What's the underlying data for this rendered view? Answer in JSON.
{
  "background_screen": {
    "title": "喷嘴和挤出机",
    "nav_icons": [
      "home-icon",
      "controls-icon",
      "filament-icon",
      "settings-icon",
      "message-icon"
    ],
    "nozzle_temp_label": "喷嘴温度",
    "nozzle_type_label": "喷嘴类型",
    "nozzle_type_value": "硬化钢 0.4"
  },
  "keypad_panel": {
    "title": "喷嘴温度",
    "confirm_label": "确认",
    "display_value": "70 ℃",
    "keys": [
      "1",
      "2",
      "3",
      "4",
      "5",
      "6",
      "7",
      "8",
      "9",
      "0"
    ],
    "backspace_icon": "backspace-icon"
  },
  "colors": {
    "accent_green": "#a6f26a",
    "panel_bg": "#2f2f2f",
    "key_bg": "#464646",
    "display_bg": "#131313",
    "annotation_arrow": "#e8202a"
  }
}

● WORK REQUIRED
Set down the listing above in full, please, exactly as it appears.

● FINAL RESULT
What's the underlying data for this rendered view? Answer in JSON.
{
  "background_screen": {
    "title": "喷嘴和挤出机",
    "nav_icons": [
      "home-icon",
      "controls-icon",
      "filament-icon",
      "settings-icon",
      "message-icon"
    ],
    "nozzle_temp_label": "喷嘴温度",
    "nozzle_type_label": "喷嘴类型",
    "nozzle_type_value": "硬化钢 0.4"
  },
  "keypad_panel": {
    "title": "喷嘴温度",
    "confirm_label": "确认",
    "display_value": "70 ℃",
    "keys": [
      "1",
      "2",
      "3",
      "4",
      "5",
      "6",
      "7",
      "8",
      "9",
      "0"
    ],
    "backspace_icon": "backspace-icon"
  },
  "colors": {
    "accent_green": "#a6f26a",
    "panel_bg": "#2f2f2f",
    "key_bg": "#464646",
    "display_bg": "#131313",
    "annotation_arrow": "#e8202a"
  }
}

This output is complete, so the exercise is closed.